## EXERCISE DESCRIPTION:
Using the data below, repeat all of it precisely.

:: MATERIAL FOR THE TASK ::

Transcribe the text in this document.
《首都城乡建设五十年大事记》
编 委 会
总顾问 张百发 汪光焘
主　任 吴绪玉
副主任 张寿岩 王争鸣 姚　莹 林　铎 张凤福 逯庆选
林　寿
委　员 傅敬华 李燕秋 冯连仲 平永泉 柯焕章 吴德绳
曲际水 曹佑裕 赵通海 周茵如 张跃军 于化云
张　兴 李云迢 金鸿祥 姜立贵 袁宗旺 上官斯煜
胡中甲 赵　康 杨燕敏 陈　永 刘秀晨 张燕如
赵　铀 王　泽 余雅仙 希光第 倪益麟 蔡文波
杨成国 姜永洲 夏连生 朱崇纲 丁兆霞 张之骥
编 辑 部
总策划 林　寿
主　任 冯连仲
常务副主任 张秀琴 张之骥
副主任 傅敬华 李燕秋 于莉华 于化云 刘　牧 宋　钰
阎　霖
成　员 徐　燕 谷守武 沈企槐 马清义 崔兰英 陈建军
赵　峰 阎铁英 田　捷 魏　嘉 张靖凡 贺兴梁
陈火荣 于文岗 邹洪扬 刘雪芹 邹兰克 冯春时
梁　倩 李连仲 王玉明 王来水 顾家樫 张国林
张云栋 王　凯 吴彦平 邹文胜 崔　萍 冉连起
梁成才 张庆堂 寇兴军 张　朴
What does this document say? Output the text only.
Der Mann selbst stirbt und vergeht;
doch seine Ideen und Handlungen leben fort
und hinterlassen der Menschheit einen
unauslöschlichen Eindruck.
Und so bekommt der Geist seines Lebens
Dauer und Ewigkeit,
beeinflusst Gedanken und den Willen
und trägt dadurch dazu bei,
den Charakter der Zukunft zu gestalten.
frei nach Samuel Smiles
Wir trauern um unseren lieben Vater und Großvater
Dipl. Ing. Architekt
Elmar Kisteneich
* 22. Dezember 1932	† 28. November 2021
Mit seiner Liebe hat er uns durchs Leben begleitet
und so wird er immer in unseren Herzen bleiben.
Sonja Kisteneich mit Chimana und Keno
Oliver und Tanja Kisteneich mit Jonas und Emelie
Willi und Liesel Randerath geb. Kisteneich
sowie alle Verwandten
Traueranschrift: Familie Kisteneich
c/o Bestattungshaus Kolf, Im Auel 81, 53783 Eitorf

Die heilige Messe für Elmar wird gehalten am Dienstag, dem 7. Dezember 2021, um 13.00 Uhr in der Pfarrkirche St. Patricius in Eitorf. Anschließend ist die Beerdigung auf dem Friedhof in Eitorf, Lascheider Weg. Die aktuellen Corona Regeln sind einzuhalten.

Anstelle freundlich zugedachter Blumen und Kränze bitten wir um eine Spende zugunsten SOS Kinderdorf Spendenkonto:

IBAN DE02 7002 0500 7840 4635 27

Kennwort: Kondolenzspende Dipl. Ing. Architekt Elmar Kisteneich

:::

## TASK RESULT:
Transcribe the text in this document.
《首都城乡建设五十年大事记》
编 委 会
总顾问 张百发 汪光焘
主　任 吴绪玉
副主任 张寿岩 王争鸣 姚　莹 林　铎 张凤福 逯庆选
林　寿
委　员 傅敬华 李燕秋 冯连仲 平永泉 柯焕章 吴德绳
曲际水 曹佑裕 赵通海 周茵如 张跃军 于化云
张　兴 李云迢 金鸿祥 姜立贵 袁宗旺 上官斯煜
胡中甲 赵　康 杨燕敏 陈　永 刘秀晨 张燕如
赵　铀 王　泽 余雅仙 希光第 倪益麟 蔡文波
杨成国 姜永洲 夏连生 朱崇纲 丁兆霞 张之骥
编 辑 部
总策划 林　寿
主　任 冯连仲
常务副主任 张秀琴 张之骥
副主任 傅敬华 李燕秋 于莉华 于化云 刘　牧 宋　钰
阎　霖
成　员 徐　燕 谷守武 沈企槐 马清义 崔兰英 陈建军
赵　峰 阎铁英 田　捷 魏　嘉 张靖凡 贺兴梁
陈火荣 于文岗 邹洪扬 刘雪芹 邹兰克 冯春时
梁　倩 李连仲 王玉明 王来水 顾家樫 张国林
张云栋 王　凯 吴彦平 邹文胜 崔　萍 冉连起
梁成才 张庆堂 寇兴军 张　朴
What does this document say? Output the text only.
Der Mann selbst stirbt und vergeht;
doch seine Ideen und Handlungen leben fort
und hinterlassen der Menschheit einen
unauslöschlichen Eindruck.
Und so bekommt der Geist seines Lebens
Dauer und Ewigkeit,
beeinflusst Gedanken und den Willen
und trägt dadurch dazu bei,
den Charakter der Zukunft zu gestalten.
frei nach Samuel Smiles
Wir trauern um unseren lieben Vater und Großvater
Dipl. Ing. Architekt
Elmar Kisteneich
* 22. Dezember 1932	† 28. November 2021
Mit seiner Liebe hat er uns durchs Leben begleitet
und so wird er immer in unseren Herzen bleiben.
Sonja Kisteneich mit Chimana und Keno
Oliver und Tanja Kisteneich mit Jonas und Emelie
Willi und Liesel Randerath geb. Kisteneich
sowie alle Verwandten
Traueranschrift: Familie Kisteneich
c/o Bestattungshaus Kolf, Im Auel 81, 53783 Eitorf

Die heilige Messe für Elmar wird gehalten am Dienstag, dem 7. Dezember 2021, um 13.00 Uhr in der Pfarrkirche St. Patricius in Eitorf. Anschließend ist die Beerdigung auf dem Friedhof in Eitorf, Lascheider Weg. Die aktuellen Corona Regeln sind einzuhalten.

Anstelle freundlich zugedachter Blumen und Kränze bitten wir um eine Spende zugunsten SOS Kinderdorf Spendenkonto:

IBAN DE02 7002 0500 7840 4635 27

Kennwort: Kondolenzspende Dipl. Ing. Architekt Elmar Kisteneich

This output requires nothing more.